>> Begin EXTRACTED ENTRIES

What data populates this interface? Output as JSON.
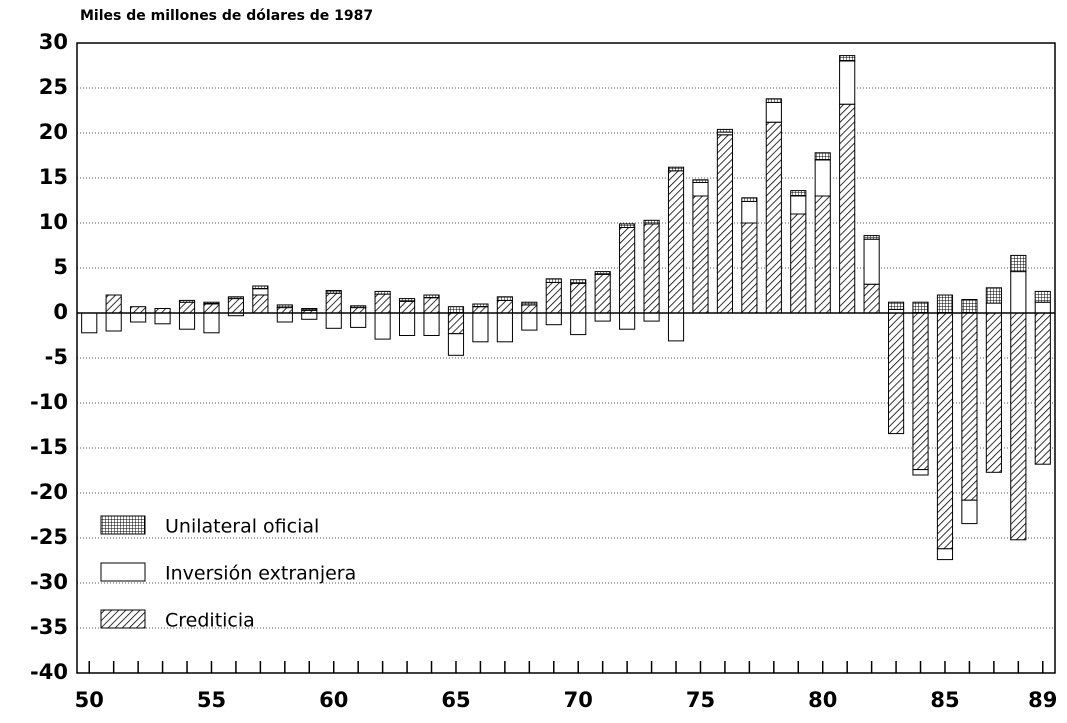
{
  "chart_data": {
    "type": "stacked_bar",
    "title": "Miles de millones de dólares de 1987",
    "categories": [
      "50",
      null,
      null,
      null,
      null,
      "55",
      null,
      null,
      null,
      null,
      "60",
      null,
      null,
      null,
      null,
      "65",
      null,
      null,
      null,
      null,
      "70",
      null,
      null,
      null,
      null,
      "75",
      null,
      null,
      null,
      null,
      "80",
      null,
      null,
      null,
      null,
      "85",
      null,
      null,
      null,
      "89"
    ],
    "series": [
      {
        "name": "Unilateral oficial",
        "color": "#ffffff",
        "pattern": "crosshatch",
        "values": [
          0,
          0,
          0,
          0,
          0.2,
          0.2,
          0.2,
          0.3,
          0.3,
          0.2,
          0.3,
          0.2,
          0.3,
          0.3,
          0.3,
          0.7,
          0.3,
          0.4,
          0.3,
          0.4,
          0.4,
          0.3,
          0.4,
          0.4,
          0.4,
          0.3,
          0.3,
          0.4,
          0.4,
          0.6,
          0.8,
          0.6,
          0.4,
          0.8,
          1.2,
          2,
          1.5,
          1.7,
          1.8,
          1.2
        ]
      },
      {
        "name": "Inversión extranjera",
        "color": "#ffffff",
        "pattern": "none",
        "values": [
          -2.2,
          -2,
          -1,
          -1.2,
          -1.8,
          -2.2,
          -0.3,
          0.7,
          -1,
          -0.7,
          -1.7,
          -1.6,
          -2.9,
          -2.5,
          -2.5,
          -2.4,
          -3.2,
          -3.2,
          -1.9,
          -1.3,
          -2.4,
          -0.9,
          -1.8,
          -0.9,
          -3.1,
          1.5,
          0.3,
          2.4,
          2.2,
          2,
          4,
          4.8,
          5,
          0.4,
          -0.6,
          -1.2,
          -2.6,
          1.1,
          4.6,
          1.2
        ]
      },
      {
        "name": "Crediticia",
        "color": "#ffffff",
        "pattern": "hatch",
        "values": [
          0,
          2,
          0.7,
          0.5,
          1.2,
          1,
          1.6,
          2,
          0.6,
          0.3,
          2.2,
          0.6,
          2.1,
          1.3,
          1.7,
          -2.3,
          0.7,
          1.4,
          0.9,
          3.4,
          3.3,
          4.3,
          9.5,
          9.9,
          15.8,
          13,
          19.8,
          10,
          21.2,
          11,
          13,
          23.2,
          3.2,
          -13.4,
          -17.4,
          -26.2,
          -20.8,
          -17.7,
          -25.2,
          -16.8
        ]
      }
    ],
    "ylim": [
      -40,
      30
    ],
    "yticks": [
      -40,
      -35,
      -30,
      -25,
      -20,
      -15,
      -10,
      -5,
      0,
      5,
      10,
      15,
      20,
      25,
      30
    ],
    "grid": true,
    "legend": "lower left"
  }
}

>> End EXTRACTED ENTRIES

- [OBJECTIVE]
Copy out each line of the records that holds the string "pattern".

- [COMPLETE RESPONSE]
        "pattern": "crosshatch",
        "pattern": "none",
        "pattern": "hatch",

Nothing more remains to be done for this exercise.